_WHAT IS EXPECTED:_ All of the listing below must be repeated word for word. Pictures are the only thing to omit.

_ROWS:_
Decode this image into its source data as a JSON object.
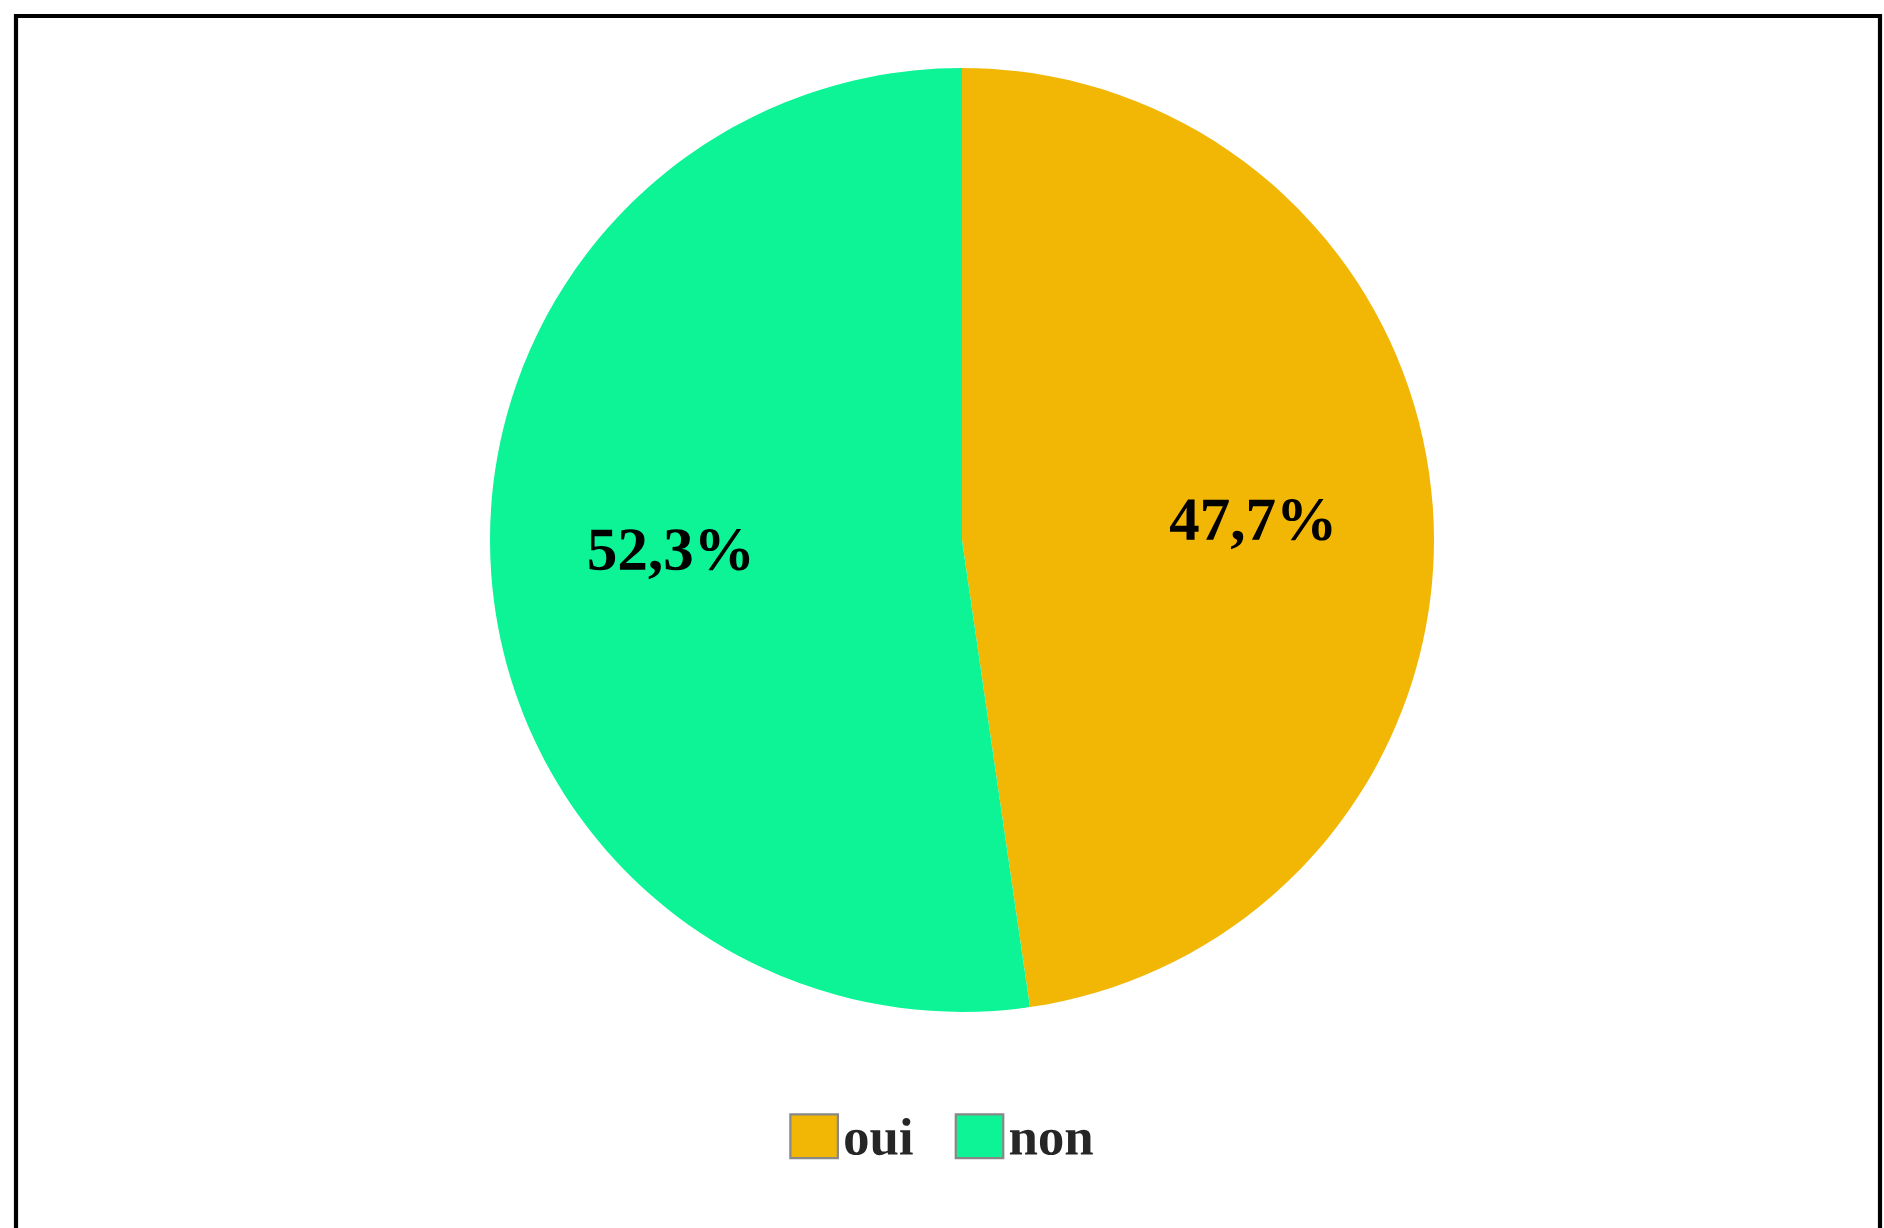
{
  "chart_data": {
    "type": "pie",
    "categories": [
      "oui",
      "non"
    ],
    "values": [
      47.7,
      52.3
    ],
    "colors": [
      "#f2b705",
      "#0cf496"
    ],
    "value_labels": [
      "47,7%",
      "52,3%"
    ],
    "legend": "bottom"
  }
}
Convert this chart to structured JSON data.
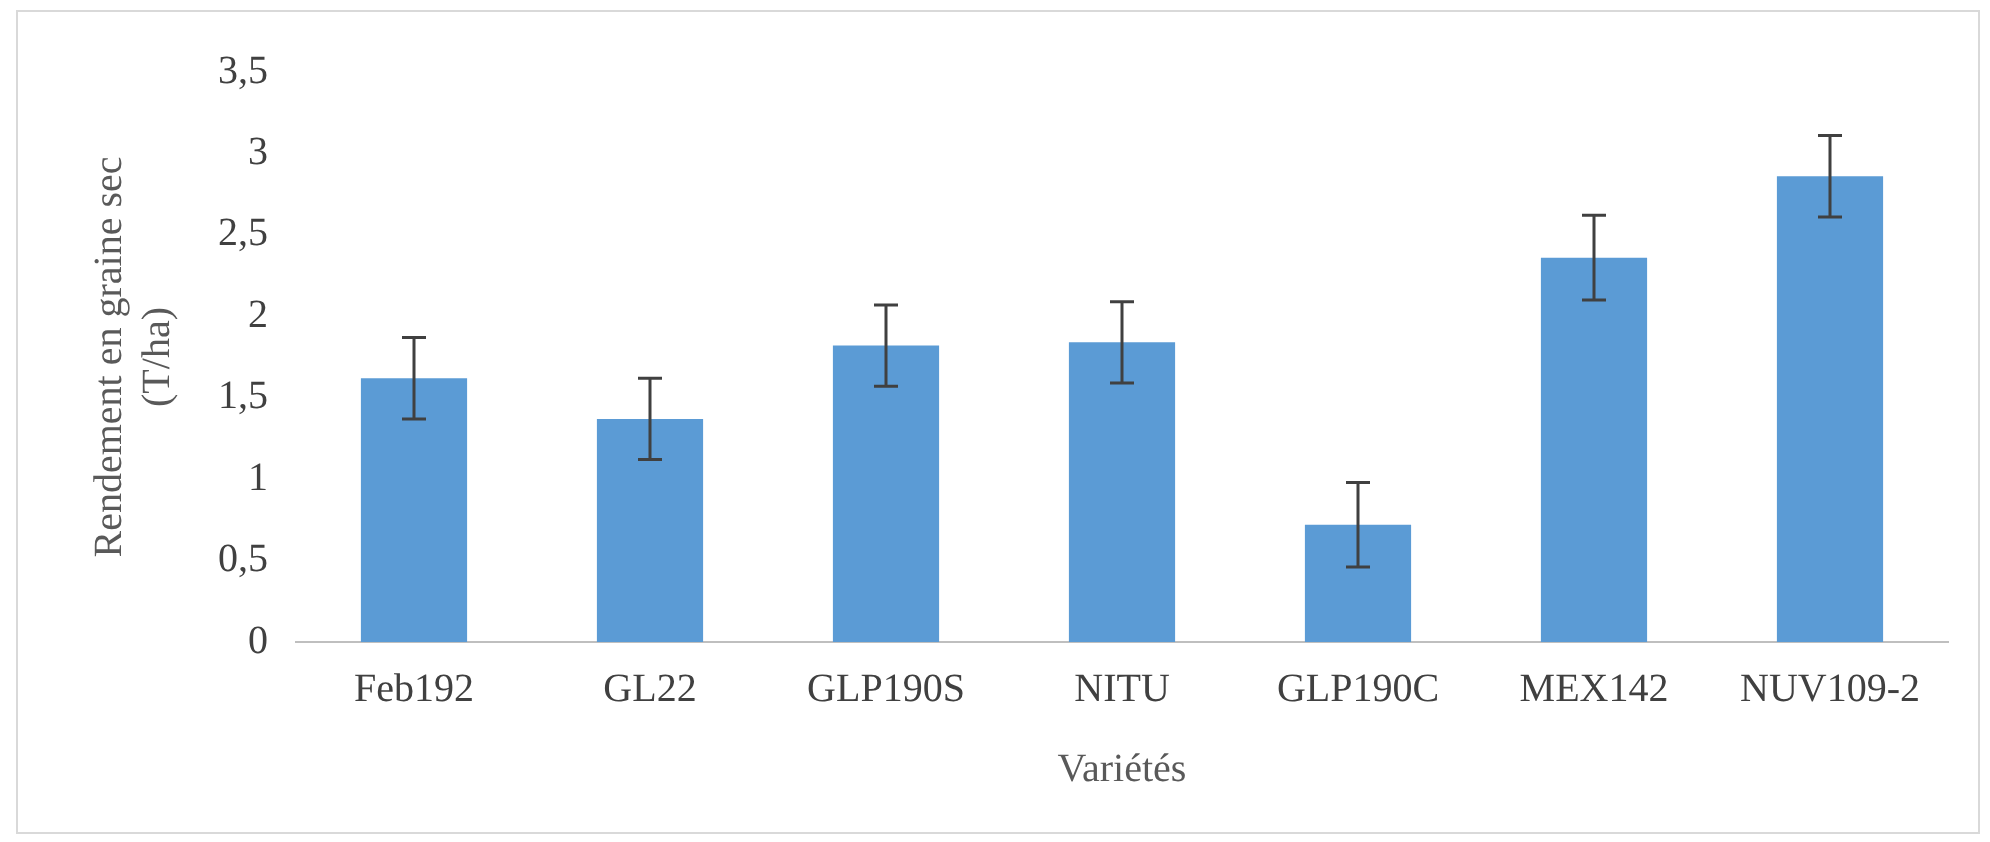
{
  "chart_data": {
    "type": "bar",
    "xlabel": "Variétés",
    "ylabel": "Rendement en graine sec (T/ha)",
    "categories": [
      "Feb192",
      "GL22",
      "GLP190S",
      "NITU",
      "GLP190C",
      "MEX142",
      "NUV109-2"
    ],
    "values": [
      1.62,
      1.37,
      1.82,
      1.84,
      0.72,
      2.36,
      2.86
    ],
    "errors": [
      0.25,
      0.25,
      0.25,
      0.25,
      0.26,
      0.26,
      0.25
    ],
    "color": "#5b9bd5",
    "ylim": [
      0,
      3.5
    ],
    "yticks": [
      0,
      {
        "value": 0.5,
        "label": "0,5"
      },
      1,
      {
        "value": 1.5,
        "label": "1,5"
      },
      2,
      {
        "value": 2.5,
        "label": "2,5"
      },
      3,
      {
        "value": 3.5,
        "label": "3,5"
      }
    ],
    "grid": false,
    "legend": false
  }
}
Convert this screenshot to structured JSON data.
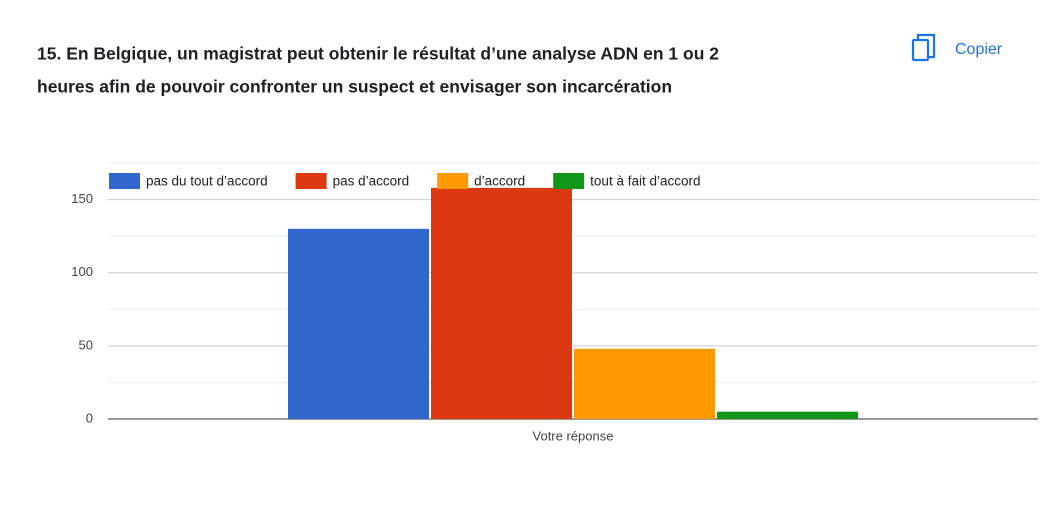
{
  "header": {
    "title_lines": [
      "15. En Belgique, un magistrat peut obtenir le résultat d’une analyse ADN en 1 ou 2",
      "heures afin de pouvoir confronter un suspect et envisager son incarcération"
    ],
    "copy_button": "Copier"
  },
  "chart_data": {
    "type": "bar",
    "categories": [
      "Votre réponse"
    ],
    "series": [
      {
        "name": "pas du tout d’accord",
        "color": "#3366cc",
        "values": [
          130
        ]
      },
      {
        "name": "pas d’accord",
        "color": "#dc3912",
        "values": [
          158
        ]
      },
      {
        "name": "d’accord",
        "color": "#ff9900",
        "values": [
          48
        ]
      },
      {
        "name": "tout à fait d’accord",
        "color": "#109618",
        "values": [
          5
        ]
      }
    ],
    "ylim": [
      0,
      175
    ],
    "yticks": [
      0,
      50,
      100,
      150
    ],
    "minor_yticks": [
      25,
      75,
      125,
      175
    ],
    "grid": true,
    "legend": "top"
  }
}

_COMPLETE OUTPUT:_
Decode this image into its source data as a JSON object.
{
  "chart_data": {
    "type": "pie",
    "categories": [
      "oui",
      "non"
    ],
    "values": [
      47.7,
      52.3
    ],
    "colors": [
      "#f2b705",
      "#0cf496"
    ],
    "value_labels": [
      "47,7%",
      "52,3%"
    ],
    "legend": "bottom"
  }
}
Convert this chart to structured JSON data.
{
  "chart_data": {
    "type": "bar",
    "xlabel": "Variétés",
    "ylabel": "Rendement en graine sec (T/ha)",
    "categories": [
      "Feb192",
      "GL22",
      "GLP190S",
      "NITU",
      "GLP190C",
      "MEX142",
      "NUV109-2"
    ],
    "values": [
      1.62,
      1.37,
      1.82,
      1.84,
      0.72,
      2.36,
      2.86
    ],
    "errors": [
      0.25,
      0.25,
      0.25,
      0.25,
      0.26,
      0.26,
      0.25
    ],
    "color": "#5b9bd5",
    "ylim": [
      0,
      3.5
    ],
    "yticks": [
      0,
      {
        "value": 0.5,
        "label": "0,5"
      },
      1,
      {
        "value": 1.5,
        "label": "1,5"
      },
      2,
      {
        "value": 2.5,
        "label": "2,5"
      },
      3,
      {
        "value": 3.5,
        "label": "3,5"
      }
    ],
    "grid": false,
    "legend": false
  }
}
Convert this screenshot to structured JSON data.
{
  "header": {
    "title_lines": [
      "15. En Belgique, un magistrat peut obtenir le résultat d’une analyse ADN en 1 ou 2",
      "heures afin de pouvoir confronter un suspect et envisager son incarcération"
    ],
    "copy_button": "Copier"
  },
  "chart_data": {
    "type": "bar",
    "categories": [
      "Votre réponse"
    ],
    "series": [
      {
        "name": "pas du tout d’accord",
        "color": "#3366cc",
        "values": [
          130
        ]
      },
      {
        "name": "pas d’accord",
        "color": "#dc3912",
        "values": [
          158
        ]
      },
      {
        "name": "d’accord",
        "color": "#ff9900",
        "values": [
          48
        ]
      },
      {
        "name": "tout à fait d’accord",
        "color": "#109618",
        "values": [
          5
        ]
      }
    ],
    "ylim": [
      0,
      175
    ],
    "yticks": [
      0,
      50,
      100,
      150
    ],
    "minor_yticks": [
      25,
      75,
      125,
      175
    ],
    "grid": true,
    "legend": "top"
  }
}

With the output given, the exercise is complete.